*Task details*
Copy each line below that includes "انتخاب".

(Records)
►

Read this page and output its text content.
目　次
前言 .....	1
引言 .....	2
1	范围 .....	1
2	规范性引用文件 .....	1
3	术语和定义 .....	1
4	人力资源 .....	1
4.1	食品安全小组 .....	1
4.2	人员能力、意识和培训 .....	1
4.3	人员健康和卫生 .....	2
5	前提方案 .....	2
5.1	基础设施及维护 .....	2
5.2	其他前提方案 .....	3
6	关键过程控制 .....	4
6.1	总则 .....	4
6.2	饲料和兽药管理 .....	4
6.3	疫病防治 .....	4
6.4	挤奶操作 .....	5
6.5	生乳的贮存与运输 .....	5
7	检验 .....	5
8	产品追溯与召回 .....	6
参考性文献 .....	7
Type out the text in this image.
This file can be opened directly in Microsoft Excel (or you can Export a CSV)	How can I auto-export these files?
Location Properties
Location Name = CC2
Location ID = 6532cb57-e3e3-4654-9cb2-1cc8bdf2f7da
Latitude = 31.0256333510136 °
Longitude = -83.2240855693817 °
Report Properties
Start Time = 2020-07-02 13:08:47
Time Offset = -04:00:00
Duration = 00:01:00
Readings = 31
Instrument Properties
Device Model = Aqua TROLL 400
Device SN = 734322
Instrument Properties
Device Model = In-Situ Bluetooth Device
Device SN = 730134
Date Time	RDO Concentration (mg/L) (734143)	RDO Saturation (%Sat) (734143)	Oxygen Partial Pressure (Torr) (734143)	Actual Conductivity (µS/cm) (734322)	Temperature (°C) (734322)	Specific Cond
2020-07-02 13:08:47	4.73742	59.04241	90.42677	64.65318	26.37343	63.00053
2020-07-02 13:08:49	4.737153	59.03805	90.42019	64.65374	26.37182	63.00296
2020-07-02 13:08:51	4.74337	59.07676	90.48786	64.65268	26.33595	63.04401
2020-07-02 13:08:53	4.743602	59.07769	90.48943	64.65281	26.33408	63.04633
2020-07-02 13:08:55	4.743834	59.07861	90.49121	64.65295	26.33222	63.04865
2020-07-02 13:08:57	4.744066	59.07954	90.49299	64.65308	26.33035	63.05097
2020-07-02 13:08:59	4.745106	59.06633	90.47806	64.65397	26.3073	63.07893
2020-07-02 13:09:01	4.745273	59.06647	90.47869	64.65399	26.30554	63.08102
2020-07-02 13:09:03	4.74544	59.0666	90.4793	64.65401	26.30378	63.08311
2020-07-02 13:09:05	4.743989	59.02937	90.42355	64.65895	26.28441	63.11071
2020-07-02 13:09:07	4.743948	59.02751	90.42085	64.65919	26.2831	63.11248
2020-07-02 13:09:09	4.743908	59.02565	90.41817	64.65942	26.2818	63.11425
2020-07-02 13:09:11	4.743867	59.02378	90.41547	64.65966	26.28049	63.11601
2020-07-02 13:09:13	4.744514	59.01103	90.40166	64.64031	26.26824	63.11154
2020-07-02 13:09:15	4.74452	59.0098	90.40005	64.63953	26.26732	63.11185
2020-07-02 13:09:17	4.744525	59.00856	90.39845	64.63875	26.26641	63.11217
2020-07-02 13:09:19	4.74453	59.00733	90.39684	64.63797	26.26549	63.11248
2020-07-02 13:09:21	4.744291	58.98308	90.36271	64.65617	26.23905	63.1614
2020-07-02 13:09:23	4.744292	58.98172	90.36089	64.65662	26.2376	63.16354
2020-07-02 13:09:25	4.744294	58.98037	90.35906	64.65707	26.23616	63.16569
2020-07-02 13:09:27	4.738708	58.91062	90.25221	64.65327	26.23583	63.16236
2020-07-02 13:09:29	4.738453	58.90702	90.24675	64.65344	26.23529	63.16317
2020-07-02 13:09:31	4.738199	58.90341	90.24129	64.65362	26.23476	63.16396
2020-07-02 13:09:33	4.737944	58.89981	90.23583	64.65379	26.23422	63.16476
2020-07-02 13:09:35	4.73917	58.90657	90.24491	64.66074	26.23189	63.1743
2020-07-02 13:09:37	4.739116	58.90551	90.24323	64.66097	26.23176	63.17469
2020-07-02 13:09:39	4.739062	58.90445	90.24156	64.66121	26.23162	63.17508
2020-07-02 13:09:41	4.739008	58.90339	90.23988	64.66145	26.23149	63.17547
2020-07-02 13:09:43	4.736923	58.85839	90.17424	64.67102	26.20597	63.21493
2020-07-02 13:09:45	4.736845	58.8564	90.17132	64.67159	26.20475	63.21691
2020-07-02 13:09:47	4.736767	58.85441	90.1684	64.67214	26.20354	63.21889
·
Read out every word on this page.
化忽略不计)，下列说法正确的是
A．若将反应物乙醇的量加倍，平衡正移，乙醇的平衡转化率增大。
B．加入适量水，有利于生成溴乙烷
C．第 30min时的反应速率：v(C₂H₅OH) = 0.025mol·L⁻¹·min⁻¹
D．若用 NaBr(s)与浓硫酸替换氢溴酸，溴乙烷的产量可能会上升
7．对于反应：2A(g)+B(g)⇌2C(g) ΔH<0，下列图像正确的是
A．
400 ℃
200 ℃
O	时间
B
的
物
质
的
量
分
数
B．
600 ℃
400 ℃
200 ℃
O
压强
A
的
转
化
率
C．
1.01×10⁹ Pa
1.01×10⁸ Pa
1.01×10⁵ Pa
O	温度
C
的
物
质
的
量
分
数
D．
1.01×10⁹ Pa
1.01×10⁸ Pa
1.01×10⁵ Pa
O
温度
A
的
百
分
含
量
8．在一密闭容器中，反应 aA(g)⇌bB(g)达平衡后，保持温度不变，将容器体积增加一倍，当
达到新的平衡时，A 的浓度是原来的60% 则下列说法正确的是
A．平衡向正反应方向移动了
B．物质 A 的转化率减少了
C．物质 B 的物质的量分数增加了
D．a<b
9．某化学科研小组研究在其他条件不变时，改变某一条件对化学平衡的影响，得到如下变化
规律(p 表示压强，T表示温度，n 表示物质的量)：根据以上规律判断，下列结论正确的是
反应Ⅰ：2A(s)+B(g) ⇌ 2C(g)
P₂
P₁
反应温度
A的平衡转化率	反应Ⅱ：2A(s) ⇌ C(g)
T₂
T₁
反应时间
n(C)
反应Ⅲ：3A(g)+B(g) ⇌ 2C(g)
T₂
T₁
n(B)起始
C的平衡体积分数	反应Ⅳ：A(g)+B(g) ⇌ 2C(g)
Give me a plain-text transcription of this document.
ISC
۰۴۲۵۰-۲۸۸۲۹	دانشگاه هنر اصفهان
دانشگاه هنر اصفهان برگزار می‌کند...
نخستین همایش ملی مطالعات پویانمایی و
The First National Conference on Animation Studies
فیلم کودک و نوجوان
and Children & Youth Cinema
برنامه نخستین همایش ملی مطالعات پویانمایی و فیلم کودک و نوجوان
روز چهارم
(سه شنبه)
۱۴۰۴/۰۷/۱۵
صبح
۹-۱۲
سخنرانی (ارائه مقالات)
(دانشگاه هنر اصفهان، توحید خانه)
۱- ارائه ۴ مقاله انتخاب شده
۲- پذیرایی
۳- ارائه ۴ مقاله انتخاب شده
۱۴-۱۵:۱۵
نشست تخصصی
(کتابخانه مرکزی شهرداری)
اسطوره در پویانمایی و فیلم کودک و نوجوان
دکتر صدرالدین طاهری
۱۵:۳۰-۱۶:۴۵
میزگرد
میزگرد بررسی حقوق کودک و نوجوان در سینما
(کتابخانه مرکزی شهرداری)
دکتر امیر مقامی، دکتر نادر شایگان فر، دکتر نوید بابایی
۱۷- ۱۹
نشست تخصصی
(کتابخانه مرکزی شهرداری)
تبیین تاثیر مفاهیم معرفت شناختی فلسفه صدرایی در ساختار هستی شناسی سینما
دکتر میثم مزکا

◄

*The answer*
۱- ارائه ۴ مقاله انتخاب شده
۳- ارائه ۴ مقاله انتخاب شده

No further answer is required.